# EXERCISE INSTRUCTIONS:
Gather all lines from the material that contain the word "System".

# INPUT ROWS:
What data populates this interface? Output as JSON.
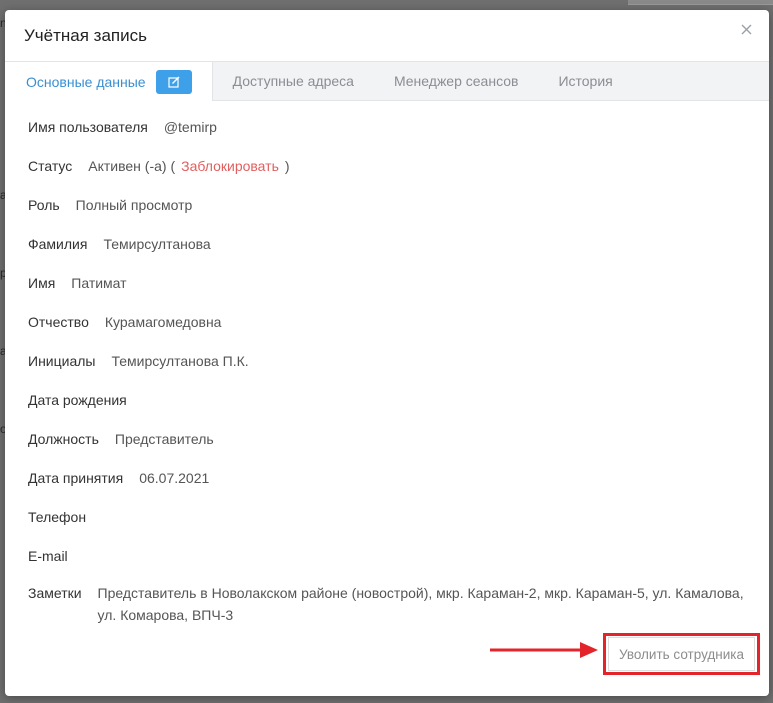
{
  "modal": {
    "title": "Учётная запись"
  },
  "tabs": [
    {
      "label": "Основные данные",
      "active": true
    },
    {
      "label": "Доступные адреса"
    },
    {
      "label": "Менеджер сеансов"
    },
    {
      "label": "История"
    }
  ],
  "fields": {
    "username": {
      "label": "Имя пользователя",
      "value": "@temirp"
    },
    "status": {
      "label": "Статус",
      "value": "Активен (-а) (",
      "action": "Заблокировать",
      "close": ")"
    },
    "role": {
      "label": "Роль",
      "value": "Полный просмотр"
    },
    "lastname": {
      "label": "Фамилия",
      "value": "Темирсултанова"
    },
    "firstname": {
      "label": "Имя",
      "value": "Патимат"
    },
    "patronymic": {
      "label": "Отчество",
      "value": "Курамагомедовна"
    },
    "initials": {
      "label": "Инициалы",
      "value": "Темирсултанова П.К."
    },
    "birthdate": {
      "label": "Дата рождения",
      "value": ""
    },
    "position": {
      "label": "Должность",
      "value": "Представитель"
    },
    "hire_date": {
      "label": "Дата принятия",
      "value": "06.07.2021"
    },
    "phone": {
      "label": "Телефон",
      "value": ""
    },
    "email": {
      "label": "E-mail",
      "value": ""
    },
    "notes": {
      "label": "Заметки",
      "value": "Представитель в Новолакском районе (новострой), мкр. Караман-2, мкр. Караман-5, ул. Камалова, ул. Комарова, ВПЧ-3"
    }
  },
  "actions": {
    "fire_label": "Уволить сотрудника"
  },
  "colors": {
    "accent": "#3a8fd1",
    "edit_button": "#3fa0ea",
    "danger_link": "#e0605f",
    "highlight": "#e3242b"
  },
  "background_fragments": [
    "n",
    "a",
    "p",
    "a",
    "o"
  ]
}
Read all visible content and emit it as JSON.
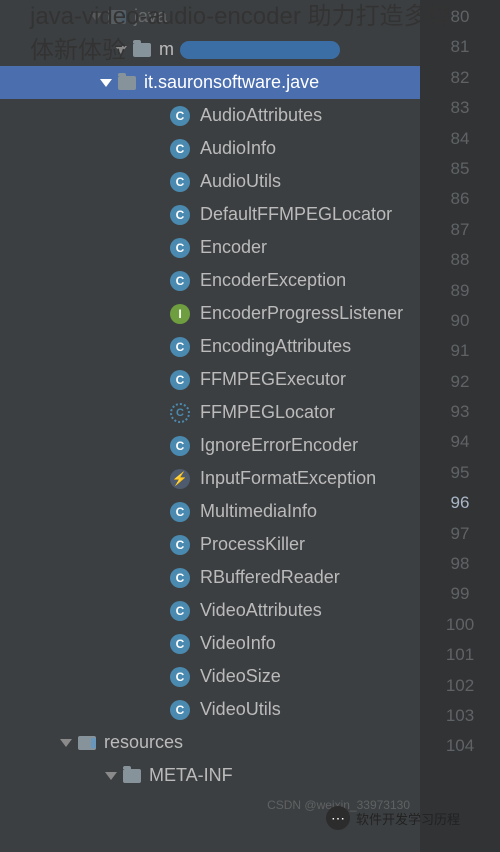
{
  "overlay": {
    "title": "java-video-audio-encoder 助力打造多媒体新体验"
  },
  "tree": {
    "java_folder": "java",
    "com_prefix": "m",
    "package_name": "it.sauronsoftware.jave",
    "classes": [
      {
        "name": "AudioAttributes",
        "icon": "class"
      },
      {
        "name": "AudioInfo",
        "icon": "class"
      },
      {
        "name": "AudioUtils",
        "icon": "class"
      },
      {
        "name": "DefaultFFMPEGLocator",
        "icon": "class"
      },
      {
        "name": "Encoder",
        "icon": "class"
      },
      {
        "name": "EncoderException",
        "icon": "class"
      },
      {
        "name": "EncoderProgressListener",
        "icon": "interface"
      },
      {
        "name": "EncodingAttributes",
        "icon": "class"
      },
      {
        "name": "FFMPEGExecutor",
        "icon": "class"
      },
      {
        "name": "FFMPEGLocator",
        "icon": "abstract"
      },
      {
        "name": "IgnoreErrorEncoder",
        "icon": "class"
      },
      {
        "name": "InputFormatException",
        "icon": "exception"
      },
      {
        "name": "MultimediaInfo",
        "icon": "class"
      },
      {
        "name": "ProcessKiller",
        "icon": "class"
      },
      {
        "name": "RBufferedReader",
        "icon": "class"
      },
      {
        "name": "VideoAttributes",
        "icon": "class"
      },
      {
        "name": "VideoInfo",
        "icon": "class"
      },
      {
        "name": "VideoSize",
        "icon": "class"
      },
      {
        "name": "VideoUtils",
        "icon": "class"
      }
    ],
    "resources_folder": "resources",
    "meta_inf_folder": "META-INF"
  },
  "gutter": {
    "lines": [
      80,
      81,
      82,
      83,
      84,
      85,
      86,
      87,
      88,
      89,
      90,
      91,
      92,
      93,
      94,
      95,
      96,
      97,
      98,
      99,
      100,
      101,
      102,
      103,
      104
    ],
    "current": 96
  },
  "icon_glyphs": {
    "class": "C",
    "interface": "I",
    "abstract": "C",
    "exception": "⚡"
  },
  "watermark": "CSDN @weixin_33973130",
  "wechat_label": "软件开发学习历程"
}
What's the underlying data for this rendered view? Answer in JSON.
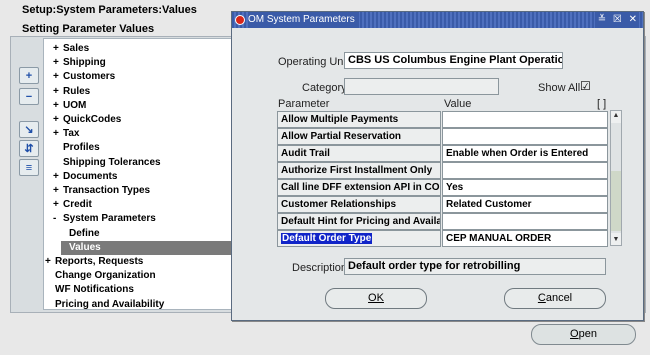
{
  "background": {
    "title": "Setup:System Parameters:Values",
    "subtitle": "Setting Parameter Values",
    "side_buttons": [
      "+",
      "−",
      "↘",
      "⇵",
      "≡"
    ],
    "tree": [
      {
        "pm": "+",
        "label": "Sales",
        "indent": 1
      },
      {
        "pm": "+",
        "label": "Shipping",
        "indent": 1
      },
      {
        "pm": "+",
        "label": "Customers",
        "indent": 1
      },
      {
        "pm": "+",
        "label": "Rules",
        "indent": 1
      },
      {
        "pm": "+",
        "label": "UOM",
        "indent": 1
      },
      {
        "pm": "+",
        "label": "QuickCodes",
        "indent": 1
      },
      {
        "pm": "+",
        "label": "Tax",
        "indent": 1
      },
      {
        "pm": "",
        "label": "Profiles",
        "indent": 1
      },
      {
        "pm": "",
        "label": "Shipping Tolerances",
        "indent": 1
      },
      {
        "pm": "+",
        "label": "Documents",
        "indent": 1
      },
      {
        "pm": "+",
        "label": "Transaction Types",
        "indent": 1
      },
      {
        "pm": "+",
        "label": "Credit",
        "indent": 1
      },
      {
        "pm": "-",
        "label": "System Parameters",
        "indent": 1
      },
      {
        "pm": "",
        "label": "Define",
        "indent": 2
      },
      {
        "pm": "",
        "label": "Values",
        "indent": 2,
        "selected": true
      },
      {
        "pm": "+",
        "label": "Reports, Requests",
        "indent": 0
      },
      {
        "pm": "",
        "label": "Change Organization",
        "indent": 0
      },
      {
        "pm": "",
        "label": "WF Notifications",
        "indent": 0
      },
      {
        "pm": "",
        "label": "Pricing and Availability",
        "indent": 0
      }
    ],
    "open_label": "Open"
  },
  "dialog": {
    "title": "OM System Parameters",
    "window_controls": "≚ ☒ ✕",
    "operating_unit_label": "Operating Unit",
    "operating_unit_value": "CBS US Columbus Engine Plant Operations",
    "category_label": "Category",
    "category_value": "",
    "show_all_label": "Show All",
    "show_all_check": "☑",
    "col_parameter": "Parameter",
    "col_value": "Value",
    "col_flex": "[ ]",
    "rows": [
      {
        "param": "Allow Multiple Payments",
        "value": ""
      },
      {
        "param": "Allow Partial Reservation",
        "value": ""
      },
      {
        "param": "Audit Trail",
        "value": "Enable when Order is Entered"
      },
      {
        "param": "Authorize First Installment Only",
        "value": ""
      },
      {
        "param": "Call line DFF extension API in COPY",
        "value": "Yes"
      },
      {
        "param": "Customer Relationships",
        "value": "Related Customer"
      },
      {
        "param": "Default Hint for Pricing and Availabil",
        "value": ""
      },
      {
        "param": "Default Order Type",
        "value": "CEP MANUAL ORDER",
        "selected": true
      }
    ],
    "description_label": "Description",
    "description_value": "Default order type for retrobilling",
    "ok_label": "OK",
    "cancel_label": "Cancel"
  }
}
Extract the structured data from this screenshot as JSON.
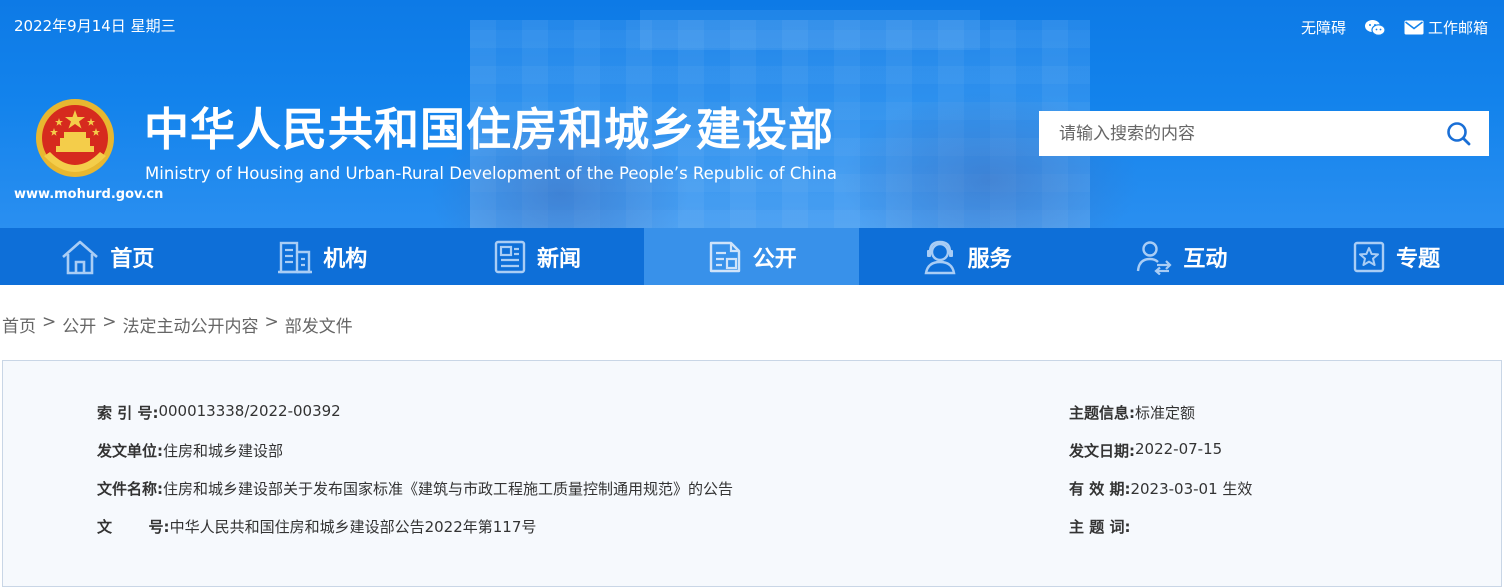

# RESULT BELOW:
    "title": "Setup:System Parameters:Values",
        "label": "System Parameters",
    "title": "OM System Parameters",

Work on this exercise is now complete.